▶ What to do:
Your task is to transcribe all of the records exactly and leave out the pictures.

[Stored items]

## Begin

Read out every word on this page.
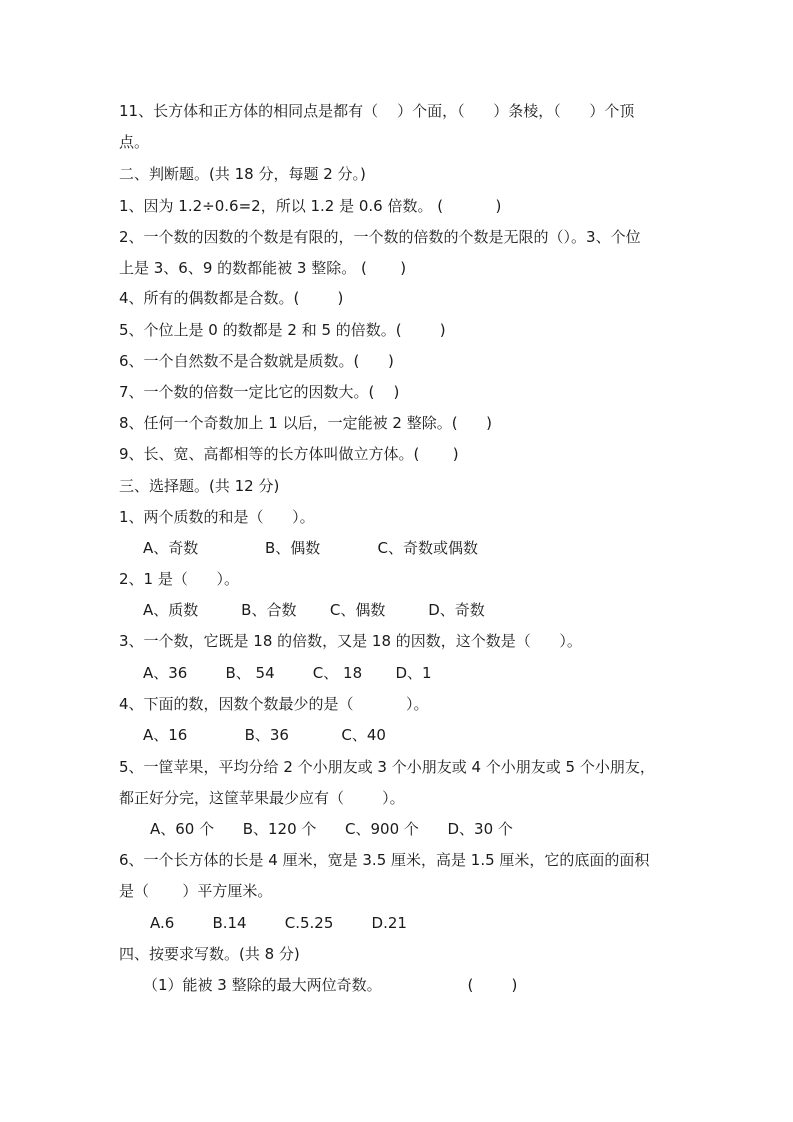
11、长方体和正方体的相同点是都有（    ）个面，（      ）条棱，（      ）个顶
点。
二、判断题。(共 18 分，每题 2 分。)
1、因为 1.2÷0.6=2，所以 1.2 是 0.6 倍数。 (           )
2、一个数的因数的个数是有限的，一个数的倍数的个数是无限的（）。3、个位
上是 3、6、9 的数都能被 3 整除。 (       )
4、所有的偶数都是合数。(        )
5、个位上是 0 的数都是 2 和 5 的倍数。(        )
6、一个自然数不是合数就是质数。(      )
7、一个数的倍数一定比它的因数大。(    )
8、任何一个奇数加上 1 以后，一定能被 2 整除。(      )
9、长、宽、高都相等的长方体叫做立方体。(       )
三、选择题。(共 12 分)
1、两个质数的和是（      ）。
A、奇数              B、偶数            C、奇数或偶数
2、1 是（      ）。
A、质数         B、合数       C、偶数         D、奇数
3、一个数，它既是 18 的倍数，又是 18 的因数，这个数是（      ）。
A、36        B、 54        C、 18       D、1
4、下面的数，因数个数最少的是（           ）。
A、16            B、36           C、40
5、一筐苹果，平均分给 2 个小朋友或 3 个小朋友或 4 个小朋友或 5 个小朋友，
都正好分完，这筐苹果最少应有（        ）。
A、60 个      B、120 个      C、900 个      D、30 个
6、一个长方体的长是 4 厘米，宽是 3.5 厘米，高是 1.5 厘米，它的底面的面积
是（       ）平方厘米。
A.6        B.14        C.5.25        D.21
四、按要求写数。(共 8 分)
（1）能被 3 整除的最大两位奇数。                  (        )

## End

▶ Result for this task:
Read out every word on this page.
11、长方体和正方体的相同点是都有（    ）个面，（      ）条棱，（      ）个顶
点。
二、判断题。(共 18 分，每题 2 分。)
1、因为 1.2÷0.6=2，所以 1.2 是 0.6 倍数。 (           )
2、一个数的因数的个数是有限的，一个数的倍数的个数是无限的（）。3、个位
上是 3、6、9 的数都能被 3 整除。 (       )
4、所有的偶数都是合数。(        )
5、个位上是 0 的数都是 2 和 5 的倍数。(        )
6、一个自然数不是合数就是质数。(      )
7、一个数的倍数一定比它的因数大。(    )
8、任何一个奇数加上 1 以后，一定能被 2 整除。(      )
9、长、宽、高都相等的长方体叫做立方体。(       )
三、选择题。(共 12 分)
1、两个质数的和是（      ）。
A、奇数              B、偶数            C、奇数或偶数
2、1 是（      ）。
A、质数         B、合数       C、偶数         D、奇数
3、一个数，它既是 18 的倍数，又是 18 的因数，这个数是（      ）。
A、36        B、 54        C、 18       D、1
4、下面的数，因数个数最少的是（           ）。
A、16            B、36           C、40
5、一筐苹果，平均分给 2 个小朋友或 3 个小朋友或 4 个小朋友或 5 个小朋友，
都正好分完，这筐苹果最少应有（        ）。
A、60 个      B、120 个      C、900 个      D、30 个
6、一个长方体的长是 4 厘米，宽是 3.5 厘米，高是 1.5 厘米，它的底面的面积
是（       ）平方厘米。
A.6        B.14        C.5.25        D.21
四、按要求写数。(共 8 分)
（1）能被 3 整除的最大两位奇数。                  (        )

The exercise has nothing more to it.